[Some records]
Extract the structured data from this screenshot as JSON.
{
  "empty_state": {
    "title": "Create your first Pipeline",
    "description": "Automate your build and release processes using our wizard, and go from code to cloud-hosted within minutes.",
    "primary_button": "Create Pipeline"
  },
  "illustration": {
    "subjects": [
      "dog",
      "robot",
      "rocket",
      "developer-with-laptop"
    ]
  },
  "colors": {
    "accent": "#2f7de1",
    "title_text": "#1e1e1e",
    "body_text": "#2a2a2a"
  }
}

==

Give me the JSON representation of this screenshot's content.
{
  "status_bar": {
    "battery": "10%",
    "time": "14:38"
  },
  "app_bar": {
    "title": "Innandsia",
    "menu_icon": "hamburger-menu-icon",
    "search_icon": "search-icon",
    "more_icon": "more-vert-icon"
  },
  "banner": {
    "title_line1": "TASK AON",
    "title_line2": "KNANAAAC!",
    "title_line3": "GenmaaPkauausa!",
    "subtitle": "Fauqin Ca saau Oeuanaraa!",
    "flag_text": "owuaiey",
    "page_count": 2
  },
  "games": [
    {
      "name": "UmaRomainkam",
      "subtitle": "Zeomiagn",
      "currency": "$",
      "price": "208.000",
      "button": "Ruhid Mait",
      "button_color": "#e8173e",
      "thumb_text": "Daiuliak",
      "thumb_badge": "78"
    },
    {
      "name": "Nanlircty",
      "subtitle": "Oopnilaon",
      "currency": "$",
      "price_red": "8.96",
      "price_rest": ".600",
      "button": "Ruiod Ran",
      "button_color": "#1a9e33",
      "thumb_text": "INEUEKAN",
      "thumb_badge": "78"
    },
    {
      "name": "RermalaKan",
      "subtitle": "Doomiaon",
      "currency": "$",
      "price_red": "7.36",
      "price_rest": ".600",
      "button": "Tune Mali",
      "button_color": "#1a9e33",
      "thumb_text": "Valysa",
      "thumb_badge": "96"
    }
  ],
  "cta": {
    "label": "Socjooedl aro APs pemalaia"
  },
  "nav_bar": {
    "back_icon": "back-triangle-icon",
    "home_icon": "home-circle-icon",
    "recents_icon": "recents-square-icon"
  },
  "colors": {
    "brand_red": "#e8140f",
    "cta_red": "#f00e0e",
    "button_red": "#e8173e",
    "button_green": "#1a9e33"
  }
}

Task directions: Report all lines of the material that contain the word "screenshot".

Output of the task:
Extract the structured data from this screenshot as JSON.
Give me the JSON representation of this screenshot's content.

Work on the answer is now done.